_Exercise directions_
Return the entire listing, word for word.

───

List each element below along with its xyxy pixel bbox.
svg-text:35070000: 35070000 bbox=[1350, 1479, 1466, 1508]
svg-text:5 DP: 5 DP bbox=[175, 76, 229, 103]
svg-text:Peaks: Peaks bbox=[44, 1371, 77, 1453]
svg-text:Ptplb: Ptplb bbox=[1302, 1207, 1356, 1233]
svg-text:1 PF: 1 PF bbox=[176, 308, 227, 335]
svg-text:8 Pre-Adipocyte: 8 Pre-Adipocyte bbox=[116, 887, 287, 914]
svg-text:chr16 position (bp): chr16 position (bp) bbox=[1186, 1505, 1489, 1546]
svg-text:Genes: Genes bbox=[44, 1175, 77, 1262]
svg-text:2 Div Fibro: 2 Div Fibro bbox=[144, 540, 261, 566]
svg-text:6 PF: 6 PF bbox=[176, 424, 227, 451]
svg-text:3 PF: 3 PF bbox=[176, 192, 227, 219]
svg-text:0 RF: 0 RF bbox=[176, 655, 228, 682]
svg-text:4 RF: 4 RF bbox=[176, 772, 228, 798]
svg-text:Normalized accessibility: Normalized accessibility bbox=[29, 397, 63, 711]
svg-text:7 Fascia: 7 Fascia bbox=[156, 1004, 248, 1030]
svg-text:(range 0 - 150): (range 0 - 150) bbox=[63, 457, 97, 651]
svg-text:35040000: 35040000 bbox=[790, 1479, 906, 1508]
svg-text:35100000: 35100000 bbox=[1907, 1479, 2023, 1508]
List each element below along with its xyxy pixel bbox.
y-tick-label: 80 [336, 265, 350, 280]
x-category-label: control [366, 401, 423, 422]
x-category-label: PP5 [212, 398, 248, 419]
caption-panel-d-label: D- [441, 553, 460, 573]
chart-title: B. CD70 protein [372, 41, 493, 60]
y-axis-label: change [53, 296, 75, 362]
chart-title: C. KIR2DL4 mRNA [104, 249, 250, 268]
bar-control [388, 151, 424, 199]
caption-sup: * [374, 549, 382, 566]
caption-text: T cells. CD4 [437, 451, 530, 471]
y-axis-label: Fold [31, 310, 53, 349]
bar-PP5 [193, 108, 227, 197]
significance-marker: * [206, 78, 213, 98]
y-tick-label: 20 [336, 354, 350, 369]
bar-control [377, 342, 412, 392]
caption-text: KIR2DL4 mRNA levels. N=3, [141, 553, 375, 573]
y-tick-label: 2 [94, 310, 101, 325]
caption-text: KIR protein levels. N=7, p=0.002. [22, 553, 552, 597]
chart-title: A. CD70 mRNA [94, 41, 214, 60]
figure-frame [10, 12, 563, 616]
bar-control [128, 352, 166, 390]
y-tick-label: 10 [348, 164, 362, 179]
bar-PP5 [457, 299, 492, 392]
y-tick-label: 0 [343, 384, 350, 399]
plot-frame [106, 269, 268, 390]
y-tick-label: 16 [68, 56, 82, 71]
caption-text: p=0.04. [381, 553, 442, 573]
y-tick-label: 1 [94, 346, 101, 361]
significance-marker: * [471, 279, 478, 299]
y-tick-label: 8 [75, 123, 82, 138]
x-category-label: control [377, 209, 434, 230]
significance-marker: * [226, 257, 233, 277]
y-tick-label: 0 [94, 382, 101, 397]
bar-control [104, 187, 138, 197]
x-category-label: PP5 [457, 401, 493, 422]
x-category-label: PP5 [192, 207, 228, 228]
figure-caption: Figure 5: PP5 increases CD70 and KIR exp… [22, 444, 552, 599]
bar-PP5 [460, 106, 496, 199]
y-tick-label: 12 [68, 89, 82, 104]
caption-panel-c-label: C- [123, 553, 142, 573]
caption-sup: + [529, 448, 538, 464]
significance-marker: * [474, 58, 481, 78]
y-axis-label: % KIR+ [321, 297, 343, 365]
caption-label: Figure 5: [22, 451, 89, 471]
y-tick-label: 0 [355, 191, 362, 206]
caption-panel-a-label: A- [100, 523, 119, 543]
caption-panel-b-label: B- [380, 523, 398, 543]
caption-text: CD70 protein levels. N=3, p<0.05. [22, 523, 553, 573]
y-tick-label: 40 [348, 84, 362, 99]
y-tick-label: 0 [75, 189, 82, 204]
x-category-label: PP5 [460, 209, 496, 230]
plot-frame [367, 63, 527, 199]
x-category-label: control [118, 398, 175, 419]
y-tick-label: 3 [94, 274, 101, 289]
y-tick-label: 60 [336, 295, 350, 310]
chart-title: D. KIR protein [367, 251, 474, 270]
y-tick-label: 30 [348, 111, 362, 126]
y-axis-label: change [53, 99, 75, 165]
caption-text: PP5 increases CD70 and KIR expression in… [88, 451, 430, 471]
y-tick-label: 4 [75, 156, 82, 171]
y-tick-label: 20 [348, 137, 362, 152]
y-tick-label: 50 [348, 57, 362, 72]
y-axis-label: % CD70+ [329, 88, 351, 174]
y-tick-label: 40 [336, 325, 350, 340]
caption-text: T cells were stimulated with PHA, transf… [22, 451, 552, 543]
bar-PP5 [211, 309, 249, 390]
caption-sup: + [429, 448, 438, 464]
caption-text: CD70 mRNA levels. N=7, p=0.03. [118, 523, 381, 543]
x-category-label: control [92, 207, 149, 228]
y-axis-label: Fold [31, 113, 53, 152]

───

_Response box_
List each element below along with its xyxy pixel bbox.
svg-text:35070000: 35070000 bbox=[1350, 1479, 1466, 1508]
svg-text:5 DP: 5 DP bbox=[175, 76, 229, 103]
svg-text:Peaks: Peaks bbox=[44, 1371, 77, 1453]
svg-text:Ptplb: Ptplb bbox=[1302, 1207, 1356, 1233]
svg-text:1 PF: 1 PF bbox=[176, 308, 227, 335]
svg-text:8 Pre-Adipocyte: 8 Pre-Adipocyte bbox=[116, 887, 287, 914]
svg-text:chr16 position (bp): chr16 position (bp) bbox=[1186, 1505, 1489, 1546]
svg-text:Genes: Genes bbox=[44, 1175, 77, 1262]
svg-text:2 Div Fibro: 2 Div Fibro bbox=[144, 540, 261, 566]
svg-text:6 PF: 6 PF bbox=[176, 424, 227, 451]
svg-text:3 PF: 3 PF bbox=[176, 192, 227, 219]
svg-text:0 RF: 0 RF bbox=[176, 655, 228, 682]
svg-text:4 RF: 4 RF bbox=[176, 772, 228, 798]
svg-text:Normalized accessibility: Normalized accessibility bbox=[29, 397, 63, 711]
svg-text:7 Fascia: 7 Fascia bbox=[156, 1004, 248, 1030]
svg-text:(range 0 - 150): (range 0 - 150) bbox=[63, 457, 97, 651]
svg-text:35040000: 35040000 bbox=[790, 1479, 906, 1508]
svg-text:35100000: 35100000 bbox=[1907, 1479, 2023, 1508]
List each element below along with its xyxy pixel bbox.
y-tick-label: 80 [336, 265, 350, 280]
x-category-label: control [366, 401, 423, 422]
x-category-label: PP5 [212, 398, 248, 419]
caption-panel-d-label: D- [441, 553, 460, 573]
chart-title: B. CD70 protein [372, 41, 493, 60]
y-axis-label: change [53, 296, 75, 362]
chart-title: C. KIR2DL4 mRNA [104, 249, 250, 268]
bar-control [388, 151, 424, 199]
caption-sup: * [374, 549, 382, 566]
caption-text: T cells. CD4 [437, 451, 530, 471]
y-axis-label: Fold [31, 310, 53, 349]
bar-PP5 [193, 108, 227, 197]
significance-marker: * [206, 78, 213, 98]
y-tick-label: 20 [336, 354, 350, 369]
bar-control [377, 342, 412, 392]
caption-text: KIR2DL4 mRNA levels. N=3, [141, 553, 375, 573]
y-tick-label: 2 [94, 310, 101, 325]
caption-text: KIR protein levels. N=7, p=0.002. [22, 553, 552, 597]
chart-title: A. CD70 mRNA [94, 41, 214, 60]
figure-frame [10, 12, 563, 616]
bar-control [128, 352, 166, 390]
y-tick-label: 10 [348, 164, 362, 179]
bar-PP5 [457, 299, 492, 392]
y-tick-label: 0 [343, 384, 350, 399]
plot-frame [106, 269, 268, 390]
y-tick-label: 16 [68, 56, 82, 71]
caption-text: p=0.04. [381, 553, 442, 573]
y-tick-label: 1 [94, 346, 101, 361]
significance-marker: * [471, 279, 478, 299]
y-tick-label: 8 [75, 123, 82, 138]
x-category-label: control [377, 209, 434, 230]
significance-marker: * [226, 257, 233, 277]
y-tick-label: 0 [94, 382, 101, 397]
bar-control [104, 187, 138, 197]
x-category-label: PP5 [457, 401, 493, 422]
x-category-label: PP5 [192, 207, 228, 228]
figure-caption: Figure 5: PP5 increases CD70 and KIR exp… [22, 444, 552, 599]
bar-PP5 [460, 106, 496, 199]
y-tick-label: 12 [68, 89, 82, 104]
caption-panel-c-label: C- [123, 553, 142, 573]
caption-sup: + [529, 448, 538, 464]
significance-marker: * [474, 58, 481, 78]
y-axis-label: % KIR+ [321, 297, 343, 365]
caption-label: Figure 5: [22, 451, 89, 471]
y-tick-label: 0 [355, 191, 362, 206]
caption-panel-a-label: A- [100, 523, 119, 543]
caption-panel-b-label: B- [380, 523, 398, 543]
caption-text: CD70 protein levels. N=3, p<0.05. [22, 523, 553, 573]
y-tick-label: 40 [348, 84, 362, 99]
y-tick-label: 0 [75, 189, 82, 204]
x-category-label: PP5 [460, 209, 496, 230]
plot-frame [367, 63, 527, 199]
x-category-label: control [118, 398, 175, 419]
y-tick-label: 3 [94, 274, 101, 289]
y-tick-label: 60 [336, 295, 350, 310]
chart-title: D. KIR protein [367, 251, 474, 270]
y-tick-label: 30 [348, 111, 362, 126]
y-axis-label: change [53, 99, 75, 165]
caption-text: PP5 increases CD70 and KIR expression in… [88, 451, 430, 471]
y-tick-label: 4 [75, 156, 82, 171]
y-tick-label: 20 [348, 137, 362, 152]
y-tick-label: 50 [348, 57, 362, 72]
y-axis-label: % CD70+ [329, 88, 351, 174]
y-tick-label: 40 [336, 325, 350, 340]
caption-text: T cells were stimulated with PHA, transf… [22, 451, 552, 543]
bar-PP5 [211, 309, 249, 390]
caption-sup: + [429, 448, 438, 464]
caption-text: CD70 mRNA levels. N=7, p=0.03. [118, 523, 381, 543]
x-category-label: control [92, 207, 149, 228]
y-axis-label: Fold [31, 113, 53, 152]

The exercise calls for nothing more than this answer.